┏━━

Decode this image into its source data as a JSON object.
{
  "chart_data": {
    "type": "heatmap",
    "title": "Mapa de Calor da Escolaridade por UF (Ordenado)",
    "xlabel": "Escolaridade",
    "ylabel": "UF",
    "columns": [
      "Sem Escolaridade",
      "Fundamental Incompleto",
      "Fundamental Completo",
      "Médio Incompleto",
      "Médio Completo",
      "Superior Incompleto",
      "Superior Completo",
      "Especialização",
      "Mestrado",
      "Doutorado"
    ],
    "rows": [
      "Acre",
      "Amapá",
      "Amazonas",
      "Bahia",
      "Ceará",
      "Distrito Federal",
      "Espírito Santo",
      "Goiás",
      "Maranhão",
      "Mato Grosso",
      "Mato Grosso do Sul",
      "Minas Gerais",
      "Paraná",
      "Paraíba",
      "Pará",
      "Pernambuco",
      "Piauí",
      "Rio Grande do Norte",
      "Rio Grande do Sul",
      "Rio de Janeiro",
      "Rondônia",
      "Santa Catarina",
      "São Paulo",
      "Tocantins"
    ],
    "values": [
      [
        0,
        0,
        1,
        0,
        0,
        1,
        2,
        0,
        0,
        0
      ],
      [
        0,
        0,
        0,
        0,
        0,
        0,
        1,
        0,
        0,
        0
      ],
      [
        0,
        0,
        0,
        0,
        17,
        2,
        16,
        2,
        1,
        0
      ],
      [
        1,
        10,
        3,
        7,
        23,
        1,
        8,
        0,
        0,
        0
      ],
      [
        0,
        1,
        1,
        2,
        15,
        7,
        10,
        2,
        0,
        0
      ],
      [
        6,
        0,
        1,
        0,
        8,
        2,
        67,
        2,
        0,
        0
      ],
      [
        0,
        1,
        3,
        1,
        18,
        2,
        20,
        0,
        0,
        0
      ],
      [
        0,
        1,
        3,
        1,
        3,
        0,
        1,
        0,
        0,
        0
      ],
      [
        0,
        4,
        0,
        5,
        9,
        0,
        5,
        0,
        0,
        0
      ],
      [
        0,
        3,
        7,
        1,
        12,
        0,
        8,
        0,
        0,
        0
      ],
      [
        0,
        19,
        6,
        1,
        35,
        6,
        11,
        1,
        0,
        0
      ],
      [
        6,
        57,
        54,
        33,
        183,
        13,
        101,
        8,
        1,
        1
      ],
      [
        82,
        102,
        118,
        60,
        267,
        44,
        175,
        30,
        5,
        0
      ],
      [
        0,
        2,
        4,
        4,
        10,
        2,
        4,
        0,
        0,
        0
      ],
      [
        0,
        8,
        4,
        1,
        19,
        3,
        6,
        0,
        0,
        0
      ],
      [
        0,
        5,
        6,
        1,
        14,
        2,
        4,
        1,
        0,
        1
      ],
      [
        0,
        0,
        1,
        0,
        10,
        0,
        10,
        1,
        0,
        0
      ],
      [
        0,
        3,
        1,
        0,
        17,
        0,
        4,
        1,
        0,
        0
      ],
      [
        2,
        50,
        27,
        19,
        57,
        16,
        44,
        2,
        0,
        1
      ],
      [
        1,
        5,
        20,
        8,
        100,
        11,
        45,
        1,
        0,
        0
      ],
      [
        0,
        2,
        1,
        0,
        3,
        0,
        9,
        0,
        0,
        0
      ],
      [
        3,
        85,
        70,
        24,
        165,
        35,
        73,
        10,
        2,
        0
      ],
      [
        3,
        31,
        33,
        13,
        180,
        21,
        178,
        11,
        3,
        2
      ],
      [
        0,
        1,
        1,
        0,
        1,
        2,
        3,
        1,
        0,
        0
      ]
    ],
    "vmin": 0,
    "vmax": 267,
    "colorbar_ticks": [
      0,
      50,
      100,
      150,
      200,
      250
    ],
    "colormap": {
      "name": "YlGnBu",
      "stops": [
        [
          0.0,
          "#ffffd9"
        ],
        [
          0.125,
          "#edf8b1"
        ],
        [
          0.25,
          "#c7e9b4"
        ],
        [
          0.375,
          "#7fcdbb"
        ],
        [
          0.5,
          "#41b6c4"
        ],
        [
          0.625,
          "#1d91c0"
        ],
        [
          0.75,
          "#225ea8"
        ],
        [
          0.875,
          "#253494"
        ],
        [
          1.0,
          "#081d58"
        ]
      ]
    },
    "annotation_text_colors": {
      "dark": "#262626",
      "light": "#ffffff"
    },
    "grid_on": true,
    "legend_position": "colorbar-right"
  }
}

┗━━

Exercise
Make an exact copy of every entry.

Correct output
Decode this image into its source data as a JSON object.
{
  "chart_data": {
    "type": "heatmap",
    "title": "Mapa de Calor da Escolaridade por UF (Ordenado)",
    "xlabel": "Escolaridade",
    "ylabel": "UF",
    "columns": [
      "Sem Escolaridade",
      "Fundamental Incompleto",
      "Fundamental Completo",
      "Médio Incompleto",
      "Médio Completo",
      "Superior Incompleto",
      "Superior Completo",
      "Especialização",
      "Mestrado",
      "Doutorado"
    ],
    "rows": [
      "Acre",
      "Amapá",
      "Amazonas",
      "Bahia",
      "Ceará",
      "Distrito Federal",
      "Espírito Santo",
      "Goiás",
      "Maranhão",
      "Mato Grosso",
      "Mato Grosso do Sul",
      "Minas Gerais",
      "Paraná",
      "Paraíba",
      "Pará",
      "Pernambuco",
      "Piauí",
      "Rio Grande do Norte",
      "Rio Grande do Sul",
      "Rio de Janeiro",
      "Rondônia",
      "Santa Catarina",
      "São Paulo",
      "Tocantins"
    ],
    "values": [
      [
        0,
        0,
        1,
        0,
        0,
        1,
        2,
        0,
        0,
        0
      ],
      [
        0,
        0,
        0,
        0,
        0,
        0,
        1,
        0,
        0,
        0
      ],
      [
        0,
        0,
        0,
        0,
        17,
        2,
        16,
        2,
        1,
        0
      ],
      [
        1,
        10,
        3,
        7,
        23,
        1,
        8,
        0,
        0,
        0
      ],
      [
        0,
        1,
        1,
        2,
        15,
        7,
        10,
        2,
        0,
        0
      ],
      [
        6,
        0,
        1,
        0,
        8,
        2,
        67,
        2,
        0,
        0
      ],
      [
        0,
        1,
        3,
        1,
        18,
        2,
        20,
        0,
        0,
        0
      ],
      [
        0,
        1,
        3,
        1,
        3,
        0,
        1,
        0,
        0,
        0
      ],
      [
        0,
        4,
        0,
        5,
        9,
        0,
        5,
        0,
        0,
        0
      ],
      [
        0,
        3,
        7,
        1,
        12,
        0,
        8,
        0,
        0,
        0
      ],
      [
        0,
        19,
        6,
        1,
        35,
        6,
        11,
        1,
        0,
        0
      ],
      [
        6,
        57,
        54,
        33,
        183,
        13,
        101,
        8,
        1,
        1
      ],
      [
        82,
        102,
        118,
        60,
        267,
        44,
        175,
        30,
        5,
        0
      ],
      [
        0,
        2,
        4,
        4,
        10,
        2,
        4,
        0,
        0,
        0
      ],
      [
        0,
        8,
        4,
        1,
        19,
        3,
        6,
        0,
        0,
        0
      ],
      [
        0,
        5,
        6,
        1,
        14,
        2,
        4,
        1,
        0,
        1
      ],
      [
        0,
        0,
        1,
        0,
        10,
        0,
        10,
        1,
        0,
        0
      ],
      [
        0,
        3,
        1,
        0,
        17,
        0,
        4,
        1,
        0,
        0
      ],
      [
        2,
        50,
        27,
        19,
        57,
        16,
        44,
        2,
        0,
        1
      ],
      [
        1,
        5,
        20,
        8,
        100,
        11,
        45,
        1,
        0,
        0
      ],
      [
        0,
        2,
        1,
        0,
        3,
        0,
        9,
        0,
        0,
        0
      ],
      [
        3,
        85,
        70,
        24,
        165,
        35,
        73,
        10,
        2,
        0
      ],
      [
        3,
        31,
        33,
        13,
        180,
        21,
        178,
        11,
        3,
        2
      ],
      [
        0,
        1,
        1,
        0,
        1,
        2,
        3,
        1,
        0,
        0
      ]
    ],
    "vmin": 0,
    "vmax": 267,
    "colorbar_ticks": [
      0,
      50,
      100,
      150,
      200,
      250
    ],
    "colormap": {
      "name": "YlGnBu",
      "stops": [
        [
          0.0,
          "#ffffd9"
        ],
        [
          0.125,
          "#edf8b1"
        ],
        [
          0.25,
          "#c7e9b4"
        ],
        [
          0.375,
          "#7fcdbb"
        ],
        [
          0.5,
          "#41b6c4"
        ],
        [
          0.625,
          "#1d91c0"
        ],
        [
          0.75,
          "#225ea8"
        ],
        [
          0.875,
          "#253494"
        ],
        [
          1.0,
          "#081d58"
        ]
      ]
    },
    "annotation_text_colors": {
      "dark": "#262626",
      "light": "#ffffff"
    },
    "grid_on": true,
    "legend_position": "colorbar-right"
  }
}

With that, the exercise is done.